Recipes
How to cook a pork chop
Ingredients
A good skillet, stainless steel or cast iron or steel. Not a teflon or T-fal. Two dabs of butter
1 pork chop, preferably double-cut Berkshire, brined.
1/4 cup of chefjono Pomegranate Balsamic Oil free salad dressing.
Salad greens.



Directions
"Put a dab of butter or oil and place the pork chop on the pan cold.

Cook halfway and turn. Cook only to pink or medium well.

Take the meat out, pour off excess liquid, then reduce a 1/4 cup of Pomegranate balsamic until thick like pancake syrup.

Turn off heat and add a bit of butter to thicken and make it shine, pour on meat, great on salad green altogether. "

"More Detailed Instructions
First, get a double cut pork chop if you can. There are few good new breeds on the marketplace, like Berkshire, etc.

Buy it a local butcher, not a supermarket.
####################
> [WORK TO COMPLETE]
Answer these questions from the pork chop recipe:
(a) Which kinds of pan does the ingredient list say not to use?
(b) How thick should the pomegranate balsamic be reduced?
(c) Where does the recipe say to buy the pork chop?
####################
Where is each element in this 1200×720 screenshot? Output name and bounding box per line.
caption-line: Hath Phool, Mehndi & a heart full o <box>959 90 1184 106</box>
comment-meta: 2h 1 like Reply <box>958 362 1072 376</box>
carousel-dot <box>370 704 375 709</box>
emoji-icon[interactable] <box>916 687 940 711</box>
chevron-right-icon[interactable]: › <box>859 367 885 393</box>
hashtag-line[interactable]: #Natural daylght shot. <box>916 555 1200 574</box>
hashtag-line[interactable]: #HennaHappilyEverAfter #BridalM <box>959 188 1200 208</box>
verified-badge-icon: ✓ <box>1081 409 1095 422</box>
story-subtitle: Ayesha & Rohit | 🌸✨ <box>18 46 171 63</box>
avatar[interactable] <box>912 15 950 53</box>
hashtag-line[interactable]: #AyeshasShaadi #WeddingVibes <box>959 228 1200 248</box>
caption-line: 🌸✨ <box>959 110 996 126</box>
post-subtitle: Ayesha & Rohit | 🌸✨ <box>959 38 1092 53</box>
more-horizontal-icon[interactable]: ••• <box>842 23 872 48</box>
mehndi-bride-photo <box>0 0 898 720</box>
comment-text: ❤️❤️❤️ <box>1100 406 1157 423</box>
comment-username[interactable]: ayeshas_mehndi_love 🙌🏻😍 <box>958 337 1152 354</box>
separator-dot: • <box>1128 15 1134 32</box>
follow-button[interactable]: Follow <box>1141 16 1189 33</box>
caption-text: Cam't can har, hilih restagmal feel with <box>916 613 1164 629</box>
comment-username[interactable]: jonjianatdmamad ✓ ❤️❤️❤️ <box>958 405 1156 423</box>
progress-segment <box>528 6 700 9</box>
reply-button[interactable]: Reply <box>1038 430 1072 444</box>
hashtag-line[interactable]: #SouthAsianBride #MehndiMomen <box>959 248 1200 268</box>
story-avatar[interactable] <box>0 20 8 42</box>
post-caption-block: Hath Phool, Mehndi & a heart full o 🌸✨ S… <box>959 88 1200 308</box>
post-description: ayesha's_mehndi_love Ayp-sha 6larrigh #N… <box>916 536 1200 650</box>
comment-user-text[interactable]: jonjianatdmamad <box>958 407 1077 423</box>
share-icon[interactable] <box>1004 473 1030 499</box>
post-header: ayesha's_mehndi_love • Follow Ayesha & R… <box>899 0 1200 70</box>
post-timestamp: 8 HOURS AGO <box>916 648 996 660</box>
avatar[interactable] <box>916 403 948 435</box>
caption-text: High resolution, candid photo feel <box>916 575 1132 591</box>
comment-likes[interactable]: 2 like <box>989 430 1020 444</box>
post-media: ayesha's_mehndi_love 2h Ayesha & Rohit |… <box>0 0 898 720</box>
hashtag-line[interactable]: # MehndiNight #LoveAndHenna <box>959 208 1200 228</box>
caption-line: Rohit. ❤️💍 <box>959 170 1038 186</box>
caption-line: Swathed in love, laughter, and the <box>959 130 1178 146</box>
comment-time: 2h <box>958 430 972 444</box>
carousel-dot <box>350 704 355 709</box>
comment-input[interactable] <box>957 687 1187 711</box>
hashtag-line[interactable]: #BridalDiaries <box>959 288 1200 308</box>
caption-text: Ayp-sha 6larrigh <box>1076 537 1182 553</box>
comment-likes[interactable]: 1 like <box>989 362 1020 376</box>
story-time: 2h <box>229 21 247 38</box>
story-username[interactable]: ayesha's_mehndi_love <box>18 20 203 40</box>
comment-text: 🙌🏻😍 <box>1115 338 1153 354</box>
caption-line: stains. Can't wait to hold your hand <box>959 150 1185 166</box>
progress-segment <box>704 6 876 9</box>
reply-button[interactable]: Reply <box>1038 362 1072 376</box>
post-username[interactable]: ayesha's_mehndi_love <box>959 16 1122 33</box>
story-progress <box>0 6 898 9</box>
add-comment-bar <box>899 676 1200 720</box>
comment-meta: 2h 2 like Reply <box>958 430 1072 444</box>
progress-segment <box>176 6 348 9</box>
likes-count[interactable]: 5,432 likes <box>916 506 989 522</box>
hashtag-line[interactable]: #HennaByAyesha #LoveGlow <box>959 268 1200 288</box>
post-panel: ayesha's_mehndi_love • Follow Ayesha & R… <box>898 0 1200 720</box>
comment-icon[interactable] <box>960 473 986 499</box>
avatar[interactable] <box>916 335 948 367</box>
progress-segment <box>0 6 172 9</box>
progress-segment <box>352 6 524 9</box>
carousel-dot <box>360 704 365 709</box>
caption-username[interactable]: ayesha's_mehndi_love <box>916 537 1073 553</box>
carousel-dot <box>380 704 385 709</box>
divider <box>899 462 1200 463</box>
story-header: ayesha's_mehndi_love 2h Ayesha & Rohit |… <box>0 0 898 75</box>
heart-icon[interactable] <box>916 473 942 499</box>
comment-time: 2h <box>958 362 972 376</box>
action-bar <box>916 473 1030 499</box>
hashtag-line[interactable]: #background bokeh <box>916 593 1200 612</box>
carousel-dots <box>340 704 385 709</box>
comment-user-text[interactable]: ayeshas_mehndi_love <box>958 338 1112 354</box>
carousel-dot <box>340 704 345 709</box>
####################
> [RESULT OF THIS EXERCISE]
(a) A Teflon or T-fal pan.
(b) Until it is thick like pancake syrup.
(c) From a local butcher, not a supermarket.